Stated goal - Determine which lines of the records include the word "this", and copy them.

Provided records -

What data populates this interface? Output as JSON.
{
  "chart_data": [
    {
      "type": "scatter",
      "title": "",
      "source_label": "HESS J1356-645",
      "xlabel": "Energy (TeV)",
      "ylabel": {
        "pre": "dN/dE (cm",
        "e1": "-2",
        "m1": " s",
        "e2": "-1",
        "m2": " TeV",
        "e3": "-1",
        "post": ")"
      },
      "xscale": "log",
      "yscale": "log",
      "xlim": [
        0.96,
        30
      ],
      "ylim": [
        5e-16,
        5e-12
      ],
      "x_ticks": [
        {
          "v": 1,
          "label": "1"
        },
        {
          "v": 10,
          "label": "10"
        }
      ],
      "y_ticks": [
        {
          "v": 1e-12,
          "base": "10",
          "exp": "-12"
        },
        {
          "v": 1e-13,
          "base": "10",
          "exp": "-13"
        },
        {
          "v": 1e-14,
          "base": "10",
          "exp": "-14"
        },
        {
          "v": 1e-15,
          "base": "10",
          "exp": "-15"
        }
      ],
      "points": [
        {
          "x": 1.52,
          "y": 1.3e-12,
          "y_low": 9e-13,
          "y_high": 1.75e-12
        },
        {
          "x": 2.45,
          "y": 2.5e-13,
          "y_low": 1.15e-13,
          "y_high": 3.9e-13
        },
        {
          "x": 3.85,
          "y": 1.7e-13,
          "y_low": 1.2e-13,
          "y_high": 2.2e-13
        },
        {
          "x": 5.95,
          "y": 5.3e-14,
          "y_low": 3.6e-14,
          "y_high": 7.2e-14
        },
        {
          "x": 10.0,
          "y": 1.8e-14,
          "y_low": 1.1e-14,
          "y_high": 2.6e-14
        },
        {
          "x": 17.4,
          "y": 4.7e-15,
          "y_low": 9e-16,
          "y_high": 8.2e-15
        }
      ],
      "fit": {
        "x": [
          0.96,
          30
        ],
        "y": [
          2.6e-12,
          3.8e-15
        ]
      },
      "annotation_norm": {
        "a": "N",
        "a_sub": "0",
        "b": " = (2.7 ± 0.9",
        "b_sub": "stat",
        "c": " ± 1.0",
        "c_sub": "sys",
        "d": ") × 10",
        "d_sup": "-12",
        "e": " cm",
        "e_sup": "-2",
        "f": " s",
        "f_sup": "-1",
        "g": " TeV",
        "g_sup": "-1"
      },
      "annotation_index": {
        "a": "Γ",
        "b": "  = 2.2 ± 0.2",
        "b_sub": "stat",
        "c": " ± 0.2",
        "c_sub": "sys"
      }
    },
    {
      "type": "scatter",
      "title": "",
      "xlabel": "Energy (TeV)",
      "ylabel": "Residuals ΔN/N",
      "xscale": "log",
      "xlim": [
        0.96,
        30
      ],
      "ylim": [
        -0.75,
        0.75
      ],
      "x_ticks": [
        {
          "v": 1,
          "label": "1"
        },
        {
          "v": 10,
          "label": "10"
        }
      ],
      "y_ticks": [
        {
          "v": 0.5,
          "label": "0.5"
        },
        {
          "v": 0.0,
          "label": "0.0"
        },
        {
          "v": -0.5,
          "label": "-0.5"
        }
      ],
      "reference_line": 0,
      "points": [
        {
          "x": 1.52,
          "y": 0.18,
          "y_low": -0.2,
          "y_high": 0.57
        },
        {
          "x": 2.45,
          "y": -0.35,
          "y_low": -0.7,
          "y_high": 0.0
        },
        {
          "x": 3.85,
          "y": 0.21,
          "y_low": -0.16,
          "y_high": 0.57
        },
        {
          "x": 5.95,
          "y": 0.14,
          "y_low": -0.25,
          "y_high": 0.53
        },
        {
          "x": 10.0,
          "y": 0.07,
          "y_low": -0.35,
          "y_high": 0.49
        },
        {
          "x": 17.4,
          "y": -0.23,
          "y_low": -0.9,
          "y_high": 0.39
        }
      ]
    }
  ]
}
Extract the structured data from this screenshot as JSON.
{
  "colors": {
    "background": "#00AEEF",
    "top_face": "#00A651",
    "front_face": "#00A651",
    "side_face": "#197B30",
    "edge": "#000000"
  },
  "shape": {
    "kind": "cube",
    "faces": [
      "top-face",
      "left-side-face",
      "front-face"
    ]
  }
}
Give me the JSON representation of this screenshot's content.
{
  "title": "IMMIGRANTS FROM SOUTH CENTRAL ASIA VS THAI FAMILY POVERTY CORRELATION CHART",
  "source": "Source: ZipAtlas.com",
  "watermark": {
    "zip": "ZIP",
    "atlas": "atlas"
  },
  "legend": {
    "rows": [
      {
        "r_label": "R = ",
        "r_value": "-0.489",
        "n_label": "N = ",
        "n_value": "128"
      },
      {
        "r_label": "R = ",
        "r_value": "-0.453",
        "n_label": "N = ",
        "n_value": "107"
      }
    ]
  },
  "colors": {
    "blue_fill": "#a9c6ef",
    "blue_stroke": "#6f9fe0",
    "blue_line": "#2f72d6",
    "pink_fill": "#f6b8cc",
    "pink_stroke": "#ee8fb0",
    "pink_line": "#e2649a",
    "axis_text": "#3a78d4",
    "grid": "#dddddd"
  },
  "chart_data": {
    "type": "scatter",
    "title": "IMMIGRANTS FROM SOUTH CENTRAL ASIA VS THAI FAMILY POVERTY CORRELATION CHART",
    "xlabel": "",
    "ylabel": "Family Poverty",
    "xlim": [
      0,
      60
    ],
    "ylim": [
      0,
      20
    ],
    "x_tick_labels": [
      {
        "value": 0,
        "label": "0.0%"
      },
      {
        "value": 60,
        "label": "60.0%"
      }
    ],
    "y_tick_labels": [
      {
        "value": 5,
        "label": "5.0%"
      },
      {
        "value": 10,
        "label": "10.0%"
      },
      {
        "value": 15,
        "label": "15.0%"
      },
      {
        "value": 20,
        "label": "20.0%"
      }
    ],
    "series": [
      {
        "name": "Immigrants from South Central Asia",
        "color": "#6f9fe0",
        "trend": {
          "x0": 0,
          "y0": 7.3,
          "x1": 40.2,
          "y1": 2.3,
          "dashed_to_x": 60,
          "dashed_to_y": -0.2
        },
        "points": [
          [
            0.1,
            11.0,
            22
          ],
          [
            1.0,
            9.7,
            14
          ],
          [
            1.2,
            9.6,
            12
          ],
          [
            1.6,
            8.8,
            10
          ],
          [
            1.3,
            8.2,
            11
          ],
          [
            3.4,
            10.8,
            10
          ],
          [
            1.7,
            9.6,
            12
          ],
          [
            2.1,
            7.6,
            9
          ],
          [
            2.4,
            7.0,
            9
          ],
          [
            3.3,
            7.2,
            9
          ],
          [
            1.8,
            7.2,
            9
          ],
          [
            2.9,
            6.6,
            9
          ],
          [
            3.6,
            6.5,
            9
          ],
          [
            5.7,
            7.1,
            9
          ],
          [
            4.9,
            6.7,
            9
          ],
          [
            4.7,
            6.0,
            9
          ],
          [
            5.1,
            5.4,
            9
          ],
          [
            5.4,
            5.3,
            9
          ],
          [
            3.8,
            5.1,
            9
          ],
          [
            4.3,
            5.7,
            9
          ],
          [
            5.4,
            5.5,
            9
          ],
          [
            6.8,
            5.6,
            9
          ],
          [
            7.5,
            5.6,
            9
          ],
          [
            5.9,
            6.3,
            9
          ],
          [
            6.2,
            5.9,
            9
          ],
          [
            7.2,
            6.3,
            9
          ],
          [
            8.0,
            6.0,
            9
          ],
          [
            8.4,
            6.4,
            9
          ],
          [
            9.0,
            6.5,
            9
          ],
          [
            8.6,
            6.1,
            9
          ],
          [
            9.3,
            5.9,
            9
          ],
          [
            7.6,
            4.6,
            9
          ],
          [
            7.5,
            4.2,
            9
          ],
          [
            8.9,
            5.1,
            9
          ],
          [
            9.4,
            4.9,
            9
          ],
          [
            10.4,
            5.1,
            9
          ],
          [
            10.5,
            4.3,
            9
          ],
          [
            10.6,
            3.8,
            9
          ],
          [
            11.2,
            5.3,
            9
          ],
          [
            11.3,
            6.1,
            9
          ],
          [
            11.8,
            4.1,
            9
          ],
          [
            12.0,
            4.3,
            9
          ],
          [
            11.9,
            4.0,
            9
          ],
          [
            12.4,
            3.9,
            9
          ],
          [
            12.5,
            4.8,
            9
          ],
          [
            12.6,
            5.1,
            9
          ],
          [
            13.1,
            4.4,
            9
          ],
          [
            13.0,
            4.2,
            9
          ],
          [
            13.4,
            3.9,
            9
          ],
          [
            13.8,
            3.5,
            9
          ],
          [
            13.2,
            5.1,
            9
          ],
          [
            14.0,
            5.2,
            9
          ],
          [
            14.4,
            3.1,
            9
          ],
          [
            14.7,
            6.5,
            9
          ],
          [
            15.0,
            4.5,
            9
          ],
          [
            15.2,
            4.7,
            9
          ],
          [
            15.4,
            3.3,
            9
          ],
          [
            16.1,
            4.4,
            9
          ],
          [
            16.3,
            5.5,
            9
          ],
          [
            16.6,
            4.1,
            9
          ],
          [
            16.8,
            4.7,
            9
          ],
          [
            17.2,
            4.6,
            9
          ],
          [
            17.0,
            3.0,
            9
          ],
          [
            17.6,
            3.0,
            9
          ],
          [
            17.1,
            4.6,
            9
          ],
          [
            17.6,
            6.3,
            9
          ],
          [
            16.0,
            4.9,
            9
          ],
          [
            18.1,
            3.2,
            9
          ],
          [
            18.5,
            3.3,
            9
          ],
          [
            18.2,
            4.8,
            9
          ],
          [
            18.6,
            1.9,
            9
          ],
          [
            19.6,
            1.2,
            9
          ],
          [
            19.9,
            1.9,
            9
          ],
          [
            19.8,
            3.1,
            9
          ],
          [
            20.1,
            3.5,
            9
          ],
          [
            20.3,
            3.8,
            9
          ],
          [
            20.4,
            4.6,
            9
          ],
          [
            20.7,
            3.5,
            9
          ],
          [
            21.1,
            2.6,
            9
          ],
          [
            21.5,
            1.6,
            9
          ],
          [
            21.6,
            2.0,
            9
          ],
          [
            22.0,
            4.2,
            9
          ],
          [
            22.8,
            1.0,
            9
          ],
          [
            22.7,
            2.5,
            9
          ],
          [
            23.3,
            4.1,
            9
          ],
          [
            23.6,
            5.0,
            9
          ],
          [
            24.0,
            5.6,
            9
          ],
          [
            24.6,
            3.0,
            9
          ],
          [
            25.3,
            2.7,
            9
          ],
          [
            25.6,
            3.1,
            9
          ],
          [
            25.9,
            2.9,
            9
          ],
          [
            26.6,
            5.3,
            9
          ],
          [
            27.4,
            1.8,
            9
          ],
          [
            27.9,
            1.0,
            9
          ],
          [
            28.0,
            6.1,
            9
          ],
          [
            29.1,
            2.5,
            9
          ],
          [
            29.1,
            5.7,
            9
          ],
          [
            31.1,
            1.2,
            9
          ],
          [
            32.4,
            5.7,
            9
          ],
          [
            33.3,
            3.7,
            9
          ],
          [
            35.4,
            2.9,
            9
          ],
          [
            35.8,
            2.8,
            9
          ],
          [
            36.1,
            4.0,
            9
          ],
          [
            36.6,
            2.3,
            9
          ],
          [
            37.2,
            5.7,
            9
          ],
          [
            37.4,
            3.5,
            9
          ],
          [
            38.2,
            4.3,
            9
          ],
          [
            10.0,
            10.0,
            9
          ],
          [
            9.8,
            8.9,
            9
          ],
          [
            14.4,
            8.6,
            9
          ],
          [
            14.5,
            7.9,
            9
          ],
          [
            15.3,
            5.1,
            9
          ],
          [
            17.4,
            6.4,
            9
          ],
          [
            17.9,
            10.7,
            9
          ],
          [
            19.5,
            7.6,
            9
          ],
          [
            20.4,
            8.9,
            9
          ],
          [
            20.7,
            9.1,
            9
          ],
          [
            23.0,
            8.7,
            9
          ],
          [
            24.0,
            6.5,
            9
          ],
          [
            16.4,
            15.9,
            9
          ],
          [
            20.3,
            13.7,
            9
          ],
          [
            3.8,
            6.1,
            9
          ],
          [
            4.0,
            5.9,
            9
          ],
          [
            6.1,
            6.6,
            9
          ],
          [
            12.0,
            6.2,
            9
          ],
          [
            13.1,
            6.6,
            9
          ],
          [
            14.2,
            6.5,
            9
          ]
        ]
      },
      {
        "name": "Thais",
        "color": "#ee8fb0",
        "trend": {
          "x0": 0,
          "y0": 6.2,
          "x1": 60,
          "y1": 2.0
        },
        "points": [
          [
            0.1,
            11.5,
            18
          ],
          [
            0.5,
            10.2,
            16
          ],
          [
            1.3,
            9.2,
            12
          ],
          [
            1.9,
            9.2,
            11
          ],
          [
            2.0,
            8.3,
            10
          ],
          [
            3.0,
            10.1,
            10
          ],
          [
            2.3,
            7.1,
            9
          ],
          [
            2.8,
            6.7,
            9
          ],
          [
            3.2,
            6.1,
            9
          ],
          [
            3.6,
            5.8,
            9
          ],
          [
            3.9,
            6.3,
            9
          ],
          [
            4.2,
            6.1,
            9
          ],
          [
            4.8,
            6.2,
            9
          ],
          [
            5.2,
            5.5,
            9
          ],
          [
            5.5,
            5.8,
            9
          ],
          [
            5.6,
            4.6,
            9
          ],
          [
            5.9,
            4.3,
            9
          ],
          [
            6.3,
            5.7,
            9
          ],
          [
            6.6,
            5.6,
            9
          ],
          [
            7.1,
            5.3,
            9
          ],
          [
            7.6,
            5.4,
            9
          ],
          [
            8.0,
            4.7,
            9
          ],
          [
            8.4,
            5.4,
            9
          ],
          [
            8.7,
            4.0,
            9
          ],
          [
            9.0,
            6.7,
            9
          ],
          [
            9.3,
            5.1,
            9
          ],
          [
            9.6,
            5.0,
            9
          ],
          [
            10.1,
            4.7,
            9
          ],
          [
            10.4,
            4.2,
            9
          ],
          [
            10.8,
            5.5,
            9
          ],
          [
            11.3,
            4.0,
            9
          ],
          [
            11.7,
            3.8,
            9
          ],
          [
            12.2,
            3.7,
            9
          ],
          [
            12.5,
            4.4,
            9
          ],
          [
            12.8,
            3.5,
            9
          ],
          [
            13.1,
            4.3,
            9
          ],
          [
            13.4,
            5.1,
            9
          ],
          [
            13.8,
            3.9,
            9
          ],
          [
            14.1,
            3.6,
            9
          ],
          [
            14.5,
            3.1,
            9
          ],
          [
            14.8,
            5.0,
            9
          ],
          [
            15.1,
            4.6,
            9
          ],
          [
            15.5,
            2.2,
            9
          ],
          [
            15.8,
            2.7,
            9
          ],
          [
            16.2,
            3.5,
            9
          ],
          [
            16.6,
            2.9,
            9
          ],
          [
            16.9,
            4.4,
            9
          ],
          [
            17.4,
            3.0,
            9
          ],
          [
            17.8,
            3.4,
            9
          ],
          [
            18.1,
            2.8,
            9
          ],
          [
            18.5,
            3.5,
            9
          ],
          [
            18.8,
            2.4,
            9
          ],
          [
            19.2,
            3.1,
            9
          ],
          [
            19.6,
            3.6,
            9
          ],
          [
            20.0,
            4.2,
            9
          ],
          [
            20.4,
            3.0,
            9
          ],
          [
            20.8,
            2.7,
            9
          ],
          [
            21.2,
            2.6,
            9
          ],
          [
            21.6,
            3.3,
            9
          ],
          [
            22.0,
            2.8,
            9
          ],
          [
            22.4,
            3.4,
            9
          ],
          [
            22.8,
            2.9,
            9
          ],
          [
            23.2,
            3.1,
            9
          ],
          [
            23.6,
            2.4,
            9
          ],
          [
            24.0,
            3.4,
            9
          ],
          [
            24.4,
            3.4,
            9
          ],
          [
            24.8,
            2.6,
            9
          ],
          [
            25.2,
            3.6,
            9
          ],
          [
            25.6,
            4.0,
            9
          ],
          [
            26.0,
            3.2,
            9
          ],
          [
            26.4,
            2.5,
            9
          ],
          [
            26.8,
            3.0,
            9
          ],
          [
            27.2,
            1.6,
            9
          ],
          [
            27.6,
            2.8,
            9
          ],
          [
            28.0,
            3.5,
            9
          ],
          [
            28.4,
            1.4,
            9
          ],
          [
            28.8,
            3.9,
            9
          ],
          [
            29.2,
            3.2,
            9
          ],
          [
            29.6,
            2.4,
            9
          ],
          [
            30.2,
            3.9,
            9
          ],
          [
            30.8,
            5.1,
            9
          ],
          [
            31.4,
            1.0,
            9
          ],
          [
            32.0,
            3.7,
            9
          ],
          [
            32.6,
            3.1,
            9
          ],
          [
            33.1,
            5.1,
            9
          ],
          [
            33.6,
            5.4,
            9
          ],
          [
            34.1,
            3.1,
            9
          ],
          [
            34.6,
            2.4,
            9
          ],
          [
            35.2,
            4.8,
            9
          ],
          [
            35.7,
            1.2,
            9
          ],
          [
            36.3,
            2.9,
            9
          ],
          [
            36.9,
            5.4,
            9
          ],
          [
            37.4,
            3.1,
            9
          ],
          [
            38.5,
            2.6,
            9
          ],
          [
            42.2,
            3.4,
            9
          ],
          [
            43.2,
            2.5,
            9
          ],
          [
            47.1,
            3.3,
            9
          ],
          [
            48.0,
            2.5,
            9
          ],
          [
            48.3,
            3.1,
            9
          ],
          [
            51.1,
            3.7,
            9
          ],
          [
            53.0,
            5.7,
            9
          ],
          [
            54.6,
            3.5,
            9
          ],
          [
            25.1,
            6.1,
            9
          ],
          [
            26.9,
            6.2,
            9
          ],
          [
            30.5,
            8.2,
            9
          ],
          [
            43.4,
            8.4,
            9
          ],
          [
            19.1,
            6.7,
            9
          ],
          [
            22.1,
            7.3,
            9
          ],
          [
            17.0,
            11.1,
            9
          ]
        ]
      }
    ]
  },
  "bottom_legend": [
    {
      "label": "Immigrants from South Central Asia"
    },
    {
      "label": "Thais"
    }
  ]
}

Correct answer -
What data populates this interface? Output as JSON.
Extract the structured data from this screenshot as JSON.
Give me the JSON representation of this screenshot's content.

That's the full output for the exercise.